__PASSAGE__:
━━━
3.2.2 Tangentially-fired units. There is a noticeable under-prediction zone highlighted by the orange dashed oval shown in the left scatter plot in Fig. 5a. Roughly 180 data points fall within this zone, and all of them come from a single facility: the Roseton Generating LLC facility in Newburgh, NY, which houses two tangentially-fired units (Facility ID: 8006; Unit ID: 1 and 2). In general, both units operated infrequently during the first quarter of the year (less than 100 hours). However, in January 2018, those two units operated at nearly full capacity for more than 250 hours leading to high NO_x emission rates (>1500 pounds per hour), which are shown for Unit 2 in the bottom plot of Fig. 7. The units are dual-fuel combustion turbines, with residual oil as the primary fuel and pipeline natural gas (PNG) as the secondary fuel. The ratios between CO₂ emissions and heat input, as shown in the upper plot of Fig. 7, suggest that fuel switching occurred. We identified two critical values for this ratio (essentially CO₂ emission factor), i.e., 0.059 and 0.081 short tons per mmBtu, corresponding to natural gas and oil, respectively. Those two units burned residual oil in January and March while burning pipeline natural gas during the remainder of the year. This unusual operational paradigm was driven by a cold snap that occurred in early January 2018. According to the National Weather Service, temperatures across the majority of the central and eastern U.S., including NYS, averaged 10 to 25° below normal between late December 2017 and early January 2018.²⁴ The NYS-wide electricity load on January 5, 2018 nearly exceeded its historical winter peak. Therefore, these units burned residual oil, stored on-site to ensure reliability when cold temperatures create natural gas supply challenges. A time-series comparison of CMAD-derived and predicted emission rates for Unit 2 depicted in the bottom plot of Fig. 7, shows that the model did elevate predictions of NO_x emission rates in January but still under-predicted the exact values. The magnitude of the absolute error reached 804.8 pounds per hour. During other operational time periods for Unit 2, the model performed well pushing the unit-level R² to 0.86.
━━━
__SUPPLIED RECORDS__:
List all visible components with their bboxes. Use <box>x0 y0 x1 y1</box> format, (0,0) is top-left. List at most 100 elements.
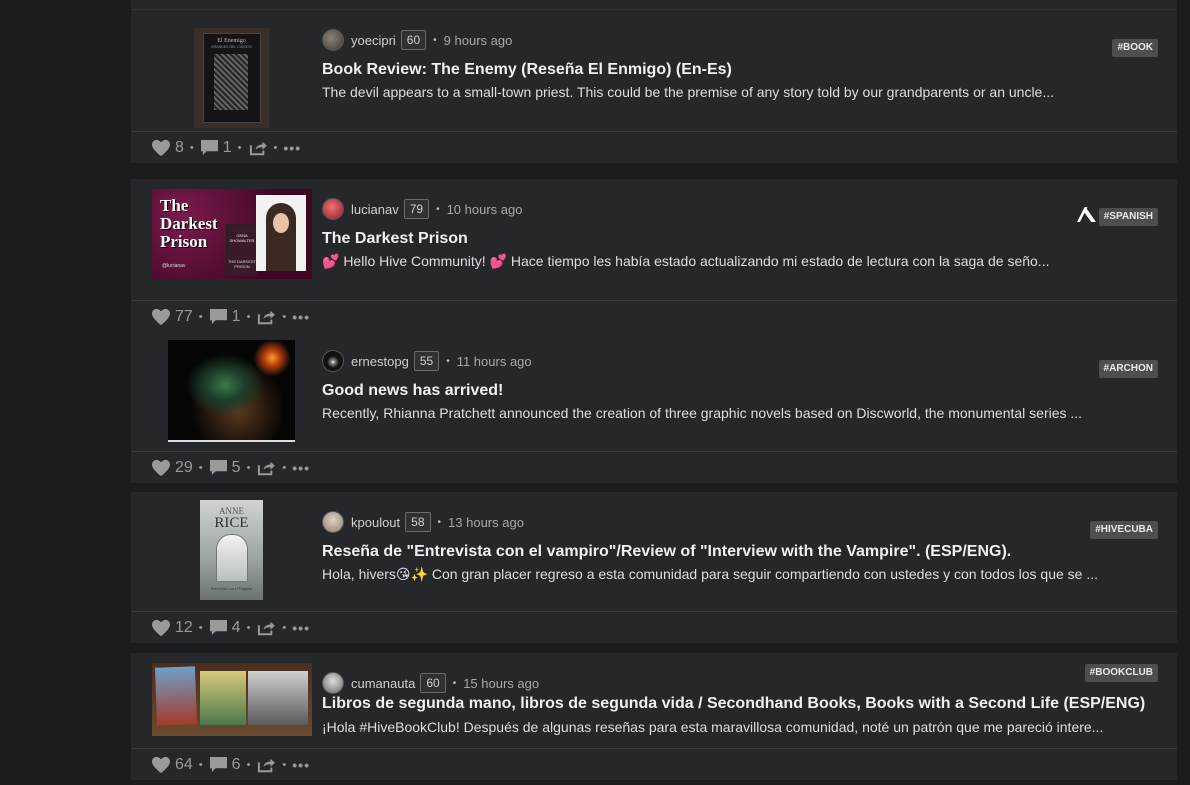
post-time[interactable]: 10 hours ago <box>447 202 523 217</box>
comment-icon[interactable] <box>209 459 228 476</box>
photo-image <box>256 195 306 271</box>
comment-count[interactable]: 5 <box>232 459 241 477</box>
comment-count[interactable]: 4 <box>232 619 241 637</box>
post-summary[interactable]: 💕 Hello Hive Community! 💕 Hace tiempo le… <box>322 253 1172 270</box>
cover-subtitle: GRANDES DEL CUENTO <box>211 45 252 49</box>
share-icon[interactable] <box>256 309 276 325</box>
post-summary[interactable]: Hola, hivers😘✨ Con gran placer regreso a… <box>322 566 1172 583</box>
post-thumbnail[interactable]: The Darkest Prison @lucianav GENA SHOWAL… <box>152 189 312 279</box>
community-tag[interactable]: #HIVECUBA <box>1090 521 1158 539</box>
comment-count[interactable]: 1 <box>232 308 241 326</box>
heart-icon[interactable] <box>151 139 171 157</box>
heart-icon[interactable] <box>151 619 171 637</box>
post-card: ernestopg 55 • 11 hours ago #ARCHON Good… <box>131 331 1177 483</box>
post-title[interactable]: Book Review: The Enemy (Reseña El Enmigo… <box>322 61 732 79</box>
post-title[interactable]: Good news has arrived! <box>322 382 503 400</box>
post-thumbnail[interactable] <box>152 663 312 736</box>
avatar[interactable] <box>322 672 344 694</box>
post-actions: 12 • 4 • • ••• <box>131 612 1177 643</box>
share-icon[interactable] <box>256 460 276 476</box>
community-tag[interactable]: #ARCHON <box>1098 360 1158 378</box>
book-cover-image: GENA SHOWALTER THE DARKEST PRISON <box>226 224 258 276</box>
vote-count[interactable]: 29 <box>175 459 193 477</box>
post-actions: 64 • 6 • • ••• <box>131 749 1177 780</box>
post-summary[interactable]: Recently, Rhianna Pratchett announced th… <box>322 405 1172 421</box>
post-time[interactable]: 11 hours ago <box>457 354 532 369</box>
thumb-handle: @lucianav <box>162 263 186 269</box>
reputation-badge: 60 <box>400 30 427 50</box>
reputation-badge: 58 <box>405 512 431 532</box>
ellipsis-icon[interactable]: ••• <box>292 309 310 325</box>
previous-card-bottom <box>131 0 1177 10</box>
ellipsis-icon[interactable]: ••• <box>292 757 310 773</box>
share-icon[interactable] <box>256 620 276 636</box>
thumb-text-line3: Prison <box>160 232 208 251</box>
post-time[interactable]: 15 hours ago <box>463 676 539 691</box>
community-logo-icon[interactable] <box>1076 206 1097 223</box>
ellipsis-icon[interactable]: ••• <box>283 140 301 156</box>
avatar[interactable] <box>322 198 344 220</box>
post-meta: lucianav 79 • 10 hours ago <box>322 198 522 220</box>
post-summary[interactable]: The devil appears to a small-town priest… <box>322 84 1172 100</box>
reputation-badge: 55 <box>413 351 440 371</box>
post-time[interactable]: 9 hours ago <box>444 33 513 48</box>
vote-count[interactable]: 77 <box>175 308 193 326</box>
post-thumbnail[interactable]: El Enemigo GRANDES DEL CUENTO <box>194 28 269 128</box>
post-title[interactable]: Reseña de "Entrevista con el vampiro"/Re… <box>322 543 1011 561</box>
comment-count[interactable]: 6 <box>232 756 241 774</box>
cover-title: El Enemigo <box>217 38 246 44</box>
cover-title: Entrevista con el Vampiro <box>210 586 253 591</box>
comment-icon[interactable] <box>209 619 228 636</box>
cover-title: THE DARKEST PRISON <box>227 259 256 269</box>
author-name[interactable]: yoecipri <box>351 33 396 48</box>
cover-author: GENA SHOWALTER <box>229 233 255 243</box>
comment-count[interactable]: 1 <box>223 139 232 157</box>
post-thumbnail[interactable] <box>168 340 295 442</box>
author-name[interactable]: ernestopg <box>351 354 409 369</box>
post-summary[interactable]: ¡Hola #HiveBookClub! Después de algunas … <box>322 719 1172 735</box>
comment-icon[interactable] <box>200 139 219 156</box>
post-actions: 29 • 5 • • ••• <box>131 452 1177 483</box>
vote-count[interactable]: 64 <box>175 756 193 774</box>
post-meta: cumanauta 60 • 15 hours ago <box>322 672 539 694</box>
post-meta: kpoulout 58 • 13 hours ago <box>322 511 524 533</box>
heart-icon[interactable] <box>151 308 171 326</box>
reputation-badge: 79 <box>403 199 430 219</box>
post-card: El Enemigo GRANDES DEL CUENTO yoecipri 6… <box>131 10 1177 163</box>
post-time[interactable]: 13 hours ago <box>448 515 524 530</box>
reputation-badge: 60 <box>420 673 446 693</box>
post-title[interactable]: The Darkest Prison <box>322 230 468 248</box>
post-meta: ernestopg 55 • 11 hours ago <box>322 350 532 372</box>
thumb-text-line1: The <box>160 196 189 215</box>
post-card: ANNE RICE Entrevista con el Vampiro kpou… <box>131 492 1177 643</box>
author-name[interactable]: kpoulout <box>351 515 400 530</box>
vote-count[interactable]: 12 <box>175 619 193 637</box>
comment-icon[interactable] <box>209 756 228 773</box>
share-icon[interactable] <box>256 757 276 773</box>
share-icon[interactable] <box>248 140 268 156</box>
post-thumbnail[interactable]: ANNE RICE Entrevista con el Vampiro <box>200 500 263 600</box>
author-name[interactable]: lucianav <box>351 202 399 217</box>
post-meta: yoecipri 60 • 9 hours ago <box>322 29 512 51</box>
community-tag[interactable]: #BOOK <box>1112 39 1158 57</box>
avatar[interactable] <box>322 511 344 533</box>
avatar[interactable] <box>322 350 344 372</box>
post-title[interactable]: Libros de segunda mano, libros de segund… <box>322 695 1145 713</box>
post-actions: 8 • 1 • • ••• <box>131 132 1177 163</box>
ellipsis-icon[interactable]: ••• <box>292 620 310 636</box>
ellipsis-icon[interactable]: ••• <box>292 460 310 476</box>
author-name[interactable]: cumanauta <box>351 676 415 691</box>
comment-icon[interactable] <box>209 308 228 325</box>
avatar[interactable] <box>322 29 344 51</box>
post-card: The Darkest Prison @lucianav GENA SHOWAL… <box>131 179 1177 332</box>
heart-icon[interactable] <box>151 459 171 477</box>
post-card: cumanauta 60 • 15 hours ago #BOOKCLUB Li… <box>131 653 1177 780</box>
book-cover-image: El Enemigo GRANDES DEL CUENTO <box>202 33 261 123</box>
heart-icon[interactable] <box>151 756 171 774</box>
cover-author-last: RICE <box>214 515 249 531</box>
post-actions: 77 • 1 • • ••• <box>131 301 1177 332</box>
community-tag[interactable]: #SPANISH <box>1098 208 1158 226</box>
community-tag[interactable]: #BOOKCLUB <box>1084 664 1158 682</box>
thumb-text-line2: Darkest <box>160 214 218 233</box>
vote-count[interactable]: 8 <box>175 139 184 157</box>
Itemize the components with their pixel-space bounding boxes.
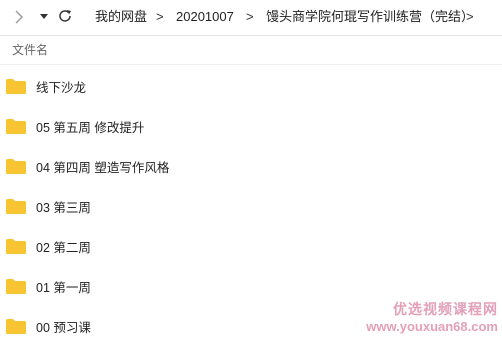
━━━
__INSTRUCTION__:
List each date or time period in the passage on tangentially-fired units that includes a year, in the order of first appearance and without repeating any.

__WORKED SOLUTION__:
- January 2018
- early January 2018
- late December 2017
- January 5, 2018